***** SOURCE DOCUMENT
I like ABBV/ENTA results more than GILD results.

[DewDiligence]

GILD’s 2014 sales guidance excludes Sovaldi:

http://finance.yahoo.com/news/gilead-sciences-announces-fourth-quarter-210500473.html

Gilead provided its full year 2014 guidance, which excludes the impact of Sovaldi product sales…

Analysts on the CC starting in 15 minutes will push hard to get some kind of loose Sovaldi guidance, but they may not succeed.

[DewDiligence]

ABBV/ENTA will present detailed results of three more phase-3 trials—SAPHIRE-1, SAPHIRE-2, and TURQUOISE-2—in oral presentations at EASL, April 10-12, 2014:

http://finance.yahoo.com/news/enanta-pharmaceuticals-announces-data-presentations-090500374.html

TURQUOISE-2 should receive a lot of attention insofar as it’s the only large phase-3 trial with results for any HCV regimen in 100% cirrhotic patients.

Also at EASL is an oral presentation of a phase-2 trial called M12-999 that tested ABBV/ENTA’s 3-DAA regimen in liver-transplant recipients.

Note: Detailed results of PEARL-3 were presented at CROI in February (#msg-98175067), so PEARL-3 warrants only a poster presentation at EASL.

[DewDiligence]

GILD reports Sovaldi phase-3 results in GT2 Japanese patients:

http://finance.yahoo.com/news/gilead-announces-results-phase-3-203000280.html

…97 percent (n=148/153) of genotype 2 HCV-infected patients receiving 12 weeks of an all-oral regimen of sofosbuvir plus RBV achieved a sustained virologic response 12 weeks after completing therapy (SVR12). SVR12 rates among treatment-naïve and treatment-experienced patients were 98 percent (n=88/90) and 95 percent (n=60/63), respectively. Of the 153 patients who received treatment, 11 percent (n=17) had documented cirrhosis.

This regimen is a lock for Japanese approval in GT2, which is the second most common genotype in Japan. GILD is also conducting a phase-3 trial of Sovaldi + Ledipasvir ± ribavirin in Japanese GT1 patients, which is expected to report data in 2H14.

[jq1234]

GILD ION-1, 2, 3 data from NEJM:

ION-1: Trt naive - For patients with cirrhosis, SVR12 ranged from 94 to 100% among patients with cirrhosis.
**********
WORK ORDER |
Carry on the forum thread about hepatitis C trial results past its final sentence. The rows are drawn from a separate source and are unrelated to the thread.
***** ENTRIES SHOWN
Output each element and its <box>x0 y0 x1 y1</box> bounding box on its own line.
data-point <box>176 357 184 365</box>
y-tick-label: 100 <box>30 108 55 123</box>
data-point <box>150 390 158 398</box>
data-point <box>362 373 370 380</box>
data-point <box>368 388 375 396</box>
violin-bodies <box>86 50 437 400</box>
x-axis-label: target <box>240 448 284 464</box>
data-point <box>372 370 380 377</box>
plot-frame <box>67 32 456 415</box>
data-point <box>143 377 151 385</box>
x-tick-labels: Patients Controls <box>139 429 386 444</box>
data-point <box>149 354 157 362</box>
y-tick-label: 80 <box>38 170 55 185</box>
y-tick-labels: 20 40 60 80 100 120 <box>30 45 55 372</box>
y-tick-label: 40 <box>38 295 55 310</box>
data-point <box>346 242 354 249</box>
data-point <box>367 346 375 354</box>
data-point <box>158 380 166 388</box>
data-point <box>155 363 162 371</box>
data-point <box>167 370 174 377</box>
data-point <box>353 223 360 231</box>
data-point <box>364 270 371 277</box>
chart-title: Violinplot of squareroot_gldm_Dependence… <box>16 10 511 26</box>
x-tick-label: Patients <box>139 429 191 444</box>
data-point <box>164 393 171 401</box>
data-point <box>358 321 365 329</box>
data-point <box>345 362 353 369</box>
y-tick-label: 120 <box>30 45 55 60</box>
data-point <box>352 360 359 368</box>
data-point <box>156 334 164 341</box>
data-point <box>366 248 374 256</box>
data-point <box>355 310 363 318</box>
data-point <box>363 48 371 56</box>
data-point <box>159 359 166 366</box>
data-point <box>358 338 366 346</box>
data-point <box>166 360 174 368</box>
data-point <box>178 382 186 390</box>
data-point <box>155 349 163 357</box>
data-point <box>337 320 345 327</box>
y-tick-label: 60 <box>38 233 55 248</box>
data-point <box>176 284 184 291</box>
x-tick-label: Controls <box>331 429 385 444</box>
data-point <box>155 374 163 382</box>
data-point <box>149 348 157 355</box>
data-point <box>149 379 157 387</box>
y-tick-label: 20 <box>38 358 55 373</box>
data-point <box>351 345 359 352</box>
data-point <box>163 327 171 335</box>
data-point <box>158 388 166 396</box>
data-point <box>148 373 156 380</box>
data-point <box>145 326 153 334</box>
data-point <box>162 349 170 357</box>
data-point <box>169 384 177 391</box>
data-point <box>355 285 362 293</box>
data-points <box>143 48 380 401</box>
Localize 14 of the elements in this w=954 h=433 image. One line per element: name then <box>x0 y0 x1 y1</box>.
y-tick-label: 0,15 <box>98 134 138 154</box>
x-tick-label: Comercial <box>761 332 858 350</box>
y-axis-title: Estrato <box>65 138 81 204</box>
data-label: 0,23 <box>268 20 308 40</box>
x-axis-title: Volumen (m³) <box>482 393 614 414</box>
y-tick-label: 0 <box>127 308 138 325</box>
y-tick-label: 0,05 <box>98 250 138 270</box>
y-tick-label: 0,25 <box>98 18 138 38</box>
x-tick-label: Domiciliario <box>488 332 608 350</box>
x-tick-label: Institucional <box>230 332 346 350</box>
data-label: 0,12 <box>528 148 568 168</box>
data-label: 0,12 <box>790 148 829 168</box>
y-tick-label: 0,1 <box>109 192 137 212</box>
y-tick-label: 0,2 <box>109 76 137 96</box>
**********
EXERCISE OUTPUT |
http://www.nejm.org/doi/pdf/10.1056/NEJMoa1402454

ION-2: Trt experienced - For patients with cirrhosis who were as- signed to 12 weeks of treatment, the rates of sustained virologic response were 86% for those who received ledipasvir–sofosbuvir and 82% for those who received ledipasvir–sofosbuvir plus ribavirin.

http://www.nejm.org/doi/pdf/10.1056/NEJMoa1316366

[I pooled ION-1, 2 together for cirrhotic patients, SVR12 is 91% for sofo/ledi, 93% for sofo/ledi plus RBV]

ION-3: Trt naive.

http://www.nejm.org/doi/pdf/10.1056/NEJMoa1402355

[DewDiligence]

New survey: FDA-Approval Dates for GILD & ABBV/ENTA HCV Regimens

The PDUFA date for GILD’s Sovaldi + Ledipasvir regimen is 10/10/14; the PDUFA date for ABBV/ENTA’s 3-DAA regimen is 12/21/14. (Please see #msg-96696670 for the phase-3 data supporting these NDAs.)


Q1: When will FDA approve GILD’s Sovaldi + Ledipasvir regimen?

a) October or later
b) September or earlier


Q2: When will FDA approve ABBV/ENTA’s 3-DAA regimen?

a) December or later
b) October-November
c) September or earlier


To vote, please go to
http://investorshub.advfn.com/boards/board_surveymenu.asp?board_id=1418
and select surveys #158.

[bundyelvis]

90-100 percent is ok with me. I tried the other treatment 12 years ago with a 30 percent cure rate and didn't work. I got all the side effects, heart attack, killed my thyroid, and who knows what else.

[DewDiligence]

ABBV/ENTA—From ACG presentation on TURQUOISE-2 study:

http://acgblog.org/2014/10/14/normalization-of-liver-related-laboratory-parameters-in-hcv-genotype-1-infected-patients-with-cirrhosis-after-treatment-with-abt-450rombitasvir-dasabuvir-and-ribavirin/

In patients with cirrhosis, clearing HCV is only one goal… reversing hepatic impairment is another key, perhaps the key, endpoint…

…The improvement in standard blood tests suggests that the SVR with this Interferon-Free, All Oral regimen [ABT-450 + ABT-267 + ABT-333 ±ribavirin] improves the liver.

H/t ‘stockbettor’. (Emphasis above added by me.)

[faxedreceipts]

The achilles heel with the ABBV treatment is that Norvir has to be used to to achieve high clinical results, much less so with HARVONI. Checkmate HARVONI. The competion to Harvoni is a niche player. That's the kiss of death for ABBV.